# Task description:
In the data that follows, count the lines in which the word "Center" occurs, and report that figure alone.

(Saved entries)
--- BEGIN ---

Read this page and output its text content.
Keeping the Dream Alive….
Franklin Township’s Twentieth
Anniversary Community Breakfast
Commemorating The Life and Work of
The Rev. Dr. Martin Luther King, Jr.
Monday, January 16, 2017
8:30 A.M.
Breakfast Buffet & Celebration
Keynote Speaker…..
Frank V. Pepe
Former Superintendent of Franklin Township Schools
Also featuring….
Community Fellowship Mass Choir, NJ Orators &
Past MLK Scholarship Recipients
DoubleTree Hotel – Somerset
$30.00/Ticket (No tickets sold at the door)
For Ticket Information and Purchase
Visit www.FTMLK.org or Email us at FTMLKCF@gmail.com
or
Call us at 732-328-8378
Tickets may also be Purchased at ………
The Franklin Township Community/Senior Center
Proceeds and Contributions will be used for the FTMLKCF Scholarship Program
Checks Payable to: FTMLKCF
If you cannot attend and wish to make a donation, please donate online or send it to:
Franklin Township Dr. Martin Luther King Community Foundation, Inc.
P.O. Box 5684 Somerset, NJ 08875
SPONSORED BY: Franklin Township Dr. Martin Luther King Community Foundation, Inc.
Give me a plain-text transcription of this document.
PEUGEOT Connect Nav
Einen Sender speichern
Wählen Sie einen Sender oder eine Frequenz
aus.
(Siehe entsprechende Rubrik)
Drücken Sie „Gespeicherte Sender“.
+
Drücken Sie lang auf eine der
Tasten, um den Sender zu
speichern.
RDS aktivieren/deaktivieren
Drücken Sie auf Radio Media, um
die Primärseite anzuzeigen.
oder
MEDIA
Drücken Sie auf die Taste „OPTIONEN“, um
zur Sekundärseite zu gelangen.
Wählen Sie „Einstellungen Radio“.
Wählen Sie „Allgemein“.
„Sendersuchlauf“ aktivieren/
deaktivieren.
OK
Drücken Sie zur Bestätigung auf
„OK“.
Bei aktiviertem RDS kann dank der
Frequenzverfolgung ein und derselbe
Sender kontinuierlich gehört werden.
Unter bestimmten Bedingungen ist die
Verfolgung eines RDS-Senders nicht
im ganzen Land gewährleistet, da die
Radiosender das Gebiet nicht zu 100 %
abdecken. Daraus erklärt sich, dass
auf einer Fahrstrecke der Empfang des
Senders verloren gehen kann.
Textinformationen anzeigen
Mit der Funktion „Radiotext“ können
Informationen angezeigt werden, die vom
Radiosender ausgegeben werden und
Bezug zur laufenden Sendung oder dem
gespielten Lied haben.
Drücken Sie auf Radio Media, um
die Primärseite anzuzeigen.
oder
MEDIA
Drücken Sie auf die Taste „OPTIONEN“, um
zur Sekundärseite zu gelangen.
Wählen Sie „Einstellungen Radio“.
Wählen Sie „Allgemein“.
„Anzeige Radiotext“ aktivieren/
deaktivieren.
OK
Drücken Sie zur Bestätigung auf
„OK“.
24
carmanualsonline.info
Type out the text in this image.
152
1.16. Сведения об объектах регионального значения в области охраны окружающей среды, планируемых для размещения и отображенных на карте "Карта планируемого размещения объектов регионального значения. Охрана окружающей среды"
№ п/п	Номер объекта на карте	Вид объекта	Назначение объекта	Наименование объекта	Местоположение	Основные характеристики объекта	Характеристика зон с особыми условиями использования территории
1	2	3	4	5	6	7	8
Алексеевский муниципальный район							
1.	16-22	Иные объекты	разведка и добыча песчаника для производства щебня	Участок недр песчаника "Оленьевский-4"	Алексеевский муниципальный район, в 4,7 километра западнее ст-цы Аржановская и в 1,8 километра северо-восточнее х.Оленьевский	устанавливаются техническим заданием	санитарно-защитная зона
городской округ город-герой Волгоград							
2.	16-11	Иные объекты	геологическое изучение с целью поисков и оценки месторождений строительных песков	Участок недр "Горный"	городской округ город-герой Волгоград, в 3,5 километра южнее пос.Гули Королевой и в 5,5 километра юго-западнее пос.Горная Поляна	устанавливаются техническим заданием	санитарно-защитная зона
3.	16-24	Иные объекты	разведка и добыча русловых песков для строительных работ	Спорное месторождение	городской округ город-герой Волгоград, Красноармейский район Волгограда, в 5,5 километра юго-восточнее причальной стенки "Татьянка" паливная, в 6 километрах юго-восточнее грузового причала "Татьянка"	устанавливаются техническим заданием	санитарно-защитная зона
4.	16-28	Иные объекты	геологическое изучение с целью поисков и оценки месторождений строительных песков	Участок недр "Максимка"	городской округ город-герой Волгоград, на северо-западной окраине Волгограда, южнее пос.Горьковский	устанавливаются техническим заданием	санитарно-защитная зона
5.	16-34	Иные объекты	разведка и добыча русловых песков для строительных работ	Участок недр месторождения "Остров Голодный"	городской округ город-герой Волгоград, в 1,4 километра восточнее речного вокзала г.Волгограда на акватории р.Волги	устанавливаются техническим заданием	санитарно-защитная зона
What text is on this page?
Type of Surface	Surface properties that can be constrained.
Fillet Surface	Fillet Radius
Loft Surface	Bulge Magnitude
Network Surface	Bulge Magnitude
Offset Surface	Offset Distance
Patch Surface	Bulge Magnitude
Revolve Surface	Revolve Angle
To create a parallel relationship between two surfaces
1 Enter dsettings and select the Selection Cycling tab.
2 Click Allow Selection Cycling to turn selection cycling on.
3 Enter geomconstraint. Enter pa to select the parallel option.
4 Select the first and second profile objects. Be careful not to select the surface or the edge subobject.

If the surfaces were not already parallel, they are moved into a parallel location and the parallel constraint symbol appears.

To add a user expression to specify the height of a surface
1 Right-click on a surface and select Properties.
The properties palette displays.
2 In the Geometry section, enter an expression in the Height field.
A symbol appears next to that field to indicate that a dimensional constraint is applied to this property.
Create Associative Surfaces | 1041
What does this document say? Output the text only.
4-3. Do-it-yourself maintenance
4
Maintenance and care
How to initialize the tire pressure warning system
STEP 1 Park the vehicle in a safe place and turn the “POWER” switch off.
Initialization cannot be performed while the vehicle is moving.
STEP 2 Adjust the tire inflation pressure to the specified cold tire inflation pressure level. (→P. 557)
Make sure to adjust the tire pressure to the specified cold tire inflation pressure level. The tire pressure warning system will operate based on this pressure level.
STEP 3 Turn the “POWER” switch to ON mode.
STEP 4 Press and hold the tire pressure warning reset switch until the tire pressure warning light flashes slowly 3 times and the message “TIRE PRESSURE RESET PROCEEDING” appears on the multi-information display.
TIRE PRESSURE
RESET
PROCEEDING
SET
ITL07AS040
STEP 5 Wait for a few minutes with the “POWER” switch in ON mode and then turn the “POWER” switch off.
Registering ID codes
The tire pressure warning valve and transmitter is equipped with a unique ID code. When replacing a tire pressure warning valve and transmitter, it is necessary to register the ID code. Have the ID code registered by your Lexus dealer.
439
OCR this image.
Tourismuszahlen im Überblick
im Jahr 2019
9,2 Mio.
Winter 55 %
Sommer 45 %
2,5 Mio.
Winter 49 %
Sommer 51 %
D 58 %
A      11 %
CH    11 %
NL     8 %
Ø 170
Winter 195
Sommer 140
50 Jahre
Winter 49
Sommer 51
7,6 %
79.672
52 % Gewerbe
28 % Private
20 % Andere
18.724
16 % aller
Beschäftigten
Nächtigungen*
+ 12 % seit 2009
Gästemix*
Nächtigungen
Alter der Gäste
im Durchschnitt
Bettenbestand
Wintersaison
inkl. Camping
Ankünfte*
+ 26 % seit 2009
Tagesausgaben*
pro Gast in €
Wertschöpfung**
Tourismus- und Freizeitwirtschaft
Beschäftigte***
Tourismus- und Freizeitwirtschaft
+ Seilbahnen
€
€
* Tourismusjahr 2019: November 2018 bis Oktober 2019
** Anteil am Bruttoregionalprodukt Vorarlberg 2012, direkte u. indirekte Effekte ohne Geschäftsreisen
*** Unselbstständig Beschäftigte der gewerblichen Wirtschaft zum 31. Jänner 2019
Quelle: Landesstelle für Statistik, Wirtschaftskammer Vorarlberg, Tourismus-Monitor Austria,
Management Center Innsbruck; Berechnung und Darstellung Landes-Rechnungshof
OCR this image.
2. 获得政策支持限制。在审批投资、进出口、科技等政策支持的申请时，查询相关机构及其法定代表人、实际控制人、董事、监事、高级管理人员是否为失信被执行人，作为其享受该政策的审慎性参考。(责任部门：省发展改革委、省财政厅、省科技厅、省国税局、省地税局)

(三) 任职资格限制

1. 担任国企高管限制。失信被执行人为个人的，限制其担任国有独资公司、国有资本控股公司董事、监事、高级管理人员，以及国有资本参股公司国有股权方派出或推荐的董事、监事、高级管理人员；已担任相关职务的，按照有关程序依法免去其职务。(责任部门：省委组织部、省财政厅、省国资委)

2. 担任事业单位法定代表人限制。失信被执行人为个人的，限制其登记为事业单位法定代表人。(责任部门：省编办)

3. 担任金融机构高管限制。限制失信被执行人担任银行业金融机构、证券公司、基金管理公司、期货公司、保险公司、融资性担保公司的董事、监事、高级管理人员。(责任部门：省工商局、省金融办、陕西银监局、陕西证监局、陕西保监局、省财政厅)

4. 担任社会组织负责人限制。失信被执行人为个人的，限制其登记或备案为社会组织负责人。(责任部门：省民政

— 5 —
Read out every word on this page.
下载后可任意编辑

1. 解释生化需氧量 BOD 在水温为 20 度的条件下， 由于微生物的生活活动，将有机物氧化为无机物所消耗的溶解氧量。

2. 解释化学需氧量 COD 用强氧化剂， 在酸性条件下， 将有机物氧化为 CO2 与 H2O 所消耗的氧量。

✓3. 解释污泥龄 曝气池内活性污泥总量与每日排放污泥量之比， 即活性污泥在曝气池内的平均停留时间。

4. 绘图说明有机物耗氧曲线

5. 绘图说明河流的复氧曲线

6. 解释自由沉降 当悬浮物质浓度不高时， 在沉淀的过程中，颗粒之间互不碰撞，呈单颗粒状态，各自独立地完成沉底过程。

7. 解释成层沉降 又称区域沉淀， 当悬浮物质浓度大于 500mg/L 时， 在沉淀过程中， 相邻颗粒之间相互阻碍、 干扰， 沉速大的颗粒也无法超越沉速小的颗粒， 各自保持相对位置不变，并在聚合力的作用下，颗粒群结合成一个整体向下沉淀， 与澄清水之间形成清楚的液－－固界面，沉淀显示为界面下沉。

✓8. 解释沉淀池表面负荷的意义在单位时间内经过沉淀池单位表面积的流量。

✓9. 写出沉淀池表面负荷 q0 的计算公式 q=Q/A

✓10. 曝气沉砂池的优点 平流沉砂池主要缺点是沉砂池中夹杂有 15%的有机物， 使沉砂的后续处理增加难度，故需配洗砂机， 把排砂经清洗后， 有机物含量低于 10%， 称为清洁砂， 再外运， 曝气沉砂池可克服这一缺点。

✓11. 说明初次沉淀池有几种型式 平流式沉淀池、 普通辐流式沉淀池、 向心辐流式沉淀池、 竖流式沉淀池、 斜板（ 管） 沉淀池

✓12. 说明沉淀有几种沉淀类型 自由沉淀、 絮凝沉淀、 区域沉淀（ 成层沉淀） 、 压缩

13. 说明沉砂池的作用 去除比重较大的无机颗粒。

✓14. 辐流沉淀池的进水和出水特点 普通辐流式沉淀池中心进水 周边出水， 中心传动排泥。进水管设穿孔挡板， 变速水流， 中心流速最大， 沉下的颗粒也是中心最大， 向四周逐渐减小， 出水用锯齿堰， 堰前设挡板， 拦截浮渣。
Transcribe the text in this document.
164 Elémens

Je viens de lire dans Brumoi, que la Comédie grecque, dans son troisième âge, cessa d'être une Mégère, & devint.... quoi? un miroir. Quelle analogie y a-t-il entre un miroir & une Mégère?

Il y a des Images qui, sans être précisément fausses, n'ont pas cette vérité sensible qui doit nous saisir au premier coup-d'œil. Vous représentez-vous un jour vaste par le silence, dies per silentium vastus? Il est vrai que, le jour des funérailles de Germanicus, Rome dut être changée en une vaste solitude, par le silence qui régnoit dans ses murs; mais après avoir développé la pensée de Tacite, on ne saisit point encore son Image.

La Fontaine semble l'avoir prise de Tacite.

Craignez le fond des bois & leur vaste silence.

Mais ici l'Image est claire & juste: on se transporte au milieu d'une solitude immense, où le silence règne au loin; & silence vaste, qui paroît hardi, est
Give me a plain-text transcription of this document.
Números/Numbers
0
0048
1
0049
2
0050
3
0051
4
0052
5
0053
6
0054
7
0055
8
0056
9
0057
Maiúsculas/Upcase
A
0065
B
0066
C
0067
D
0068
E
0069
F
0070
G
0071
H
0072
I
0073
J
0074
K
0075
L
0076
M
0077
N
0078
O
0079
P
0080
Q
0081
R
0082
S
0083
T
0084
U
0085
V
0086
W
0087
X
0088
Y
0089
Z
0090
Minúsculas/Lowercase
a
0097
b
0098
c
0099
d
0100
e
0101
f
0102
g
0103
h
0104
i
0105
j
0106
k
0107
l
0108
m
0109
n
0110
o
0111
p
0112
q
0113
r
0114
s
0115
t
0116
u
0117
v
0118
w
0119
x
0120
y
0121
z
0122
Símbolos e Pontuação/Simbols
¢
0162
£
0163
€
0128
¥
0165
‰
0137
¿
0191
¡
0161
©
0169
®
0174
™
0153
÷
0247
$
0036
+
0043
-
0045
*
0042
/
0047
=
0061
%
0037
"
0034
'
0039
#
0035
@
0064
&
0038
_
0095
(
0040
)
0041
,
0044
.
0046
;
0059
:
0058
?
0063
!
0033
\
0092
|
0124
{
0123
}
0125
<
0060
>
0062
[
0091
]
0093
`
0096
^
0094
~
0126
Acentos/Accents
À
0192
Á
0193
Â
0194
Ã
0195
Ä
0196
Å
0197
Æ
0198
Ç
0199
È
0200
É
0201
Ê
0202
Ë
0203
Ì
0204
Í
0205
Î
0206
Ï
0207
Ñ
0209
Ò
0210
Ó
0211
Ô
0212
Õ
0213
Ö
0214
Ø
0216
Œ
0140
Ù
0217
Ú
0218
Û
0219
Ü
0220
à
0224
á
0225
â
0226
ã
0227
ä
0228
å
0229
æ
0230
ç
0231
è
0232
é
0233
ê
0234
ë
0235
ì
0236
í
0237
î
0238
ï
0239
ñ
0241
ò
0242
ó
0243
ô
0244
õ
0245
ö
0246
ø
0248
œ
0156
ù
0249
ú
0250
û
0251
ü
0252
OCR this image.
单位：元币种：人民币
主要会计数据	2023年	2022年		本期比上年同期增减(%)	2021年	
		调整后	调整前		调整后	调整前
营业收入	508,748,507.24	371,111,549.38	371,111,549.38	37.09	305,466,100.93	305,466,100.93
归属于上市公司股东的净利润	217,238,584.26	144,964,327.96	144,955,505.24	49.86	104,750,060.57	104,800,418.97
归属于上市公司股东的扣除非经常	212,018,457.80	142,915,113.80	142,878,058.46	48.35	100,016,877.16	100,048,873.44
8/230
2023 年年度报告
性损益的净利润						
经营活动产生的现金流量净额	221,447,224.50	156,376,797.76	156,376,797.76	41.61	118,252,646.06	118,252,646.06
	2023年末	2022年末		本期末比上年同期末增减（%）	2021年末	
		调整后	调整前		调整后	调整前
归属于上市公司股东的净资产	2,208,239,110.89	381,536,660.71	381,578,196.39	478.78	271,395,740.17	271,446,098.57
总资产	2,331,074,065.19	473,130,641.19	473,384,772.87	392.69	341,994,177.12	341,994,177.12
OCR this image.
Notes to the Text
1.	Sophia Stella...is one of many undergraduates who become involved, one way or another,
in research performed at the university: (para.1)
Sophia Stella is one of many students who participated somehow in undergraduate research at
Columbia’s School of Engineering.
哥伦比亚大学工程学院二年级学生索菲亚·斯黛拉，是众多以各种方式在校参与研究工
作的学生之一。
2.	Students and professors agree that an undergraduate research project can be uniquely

--- END ---

# Finished answer:
2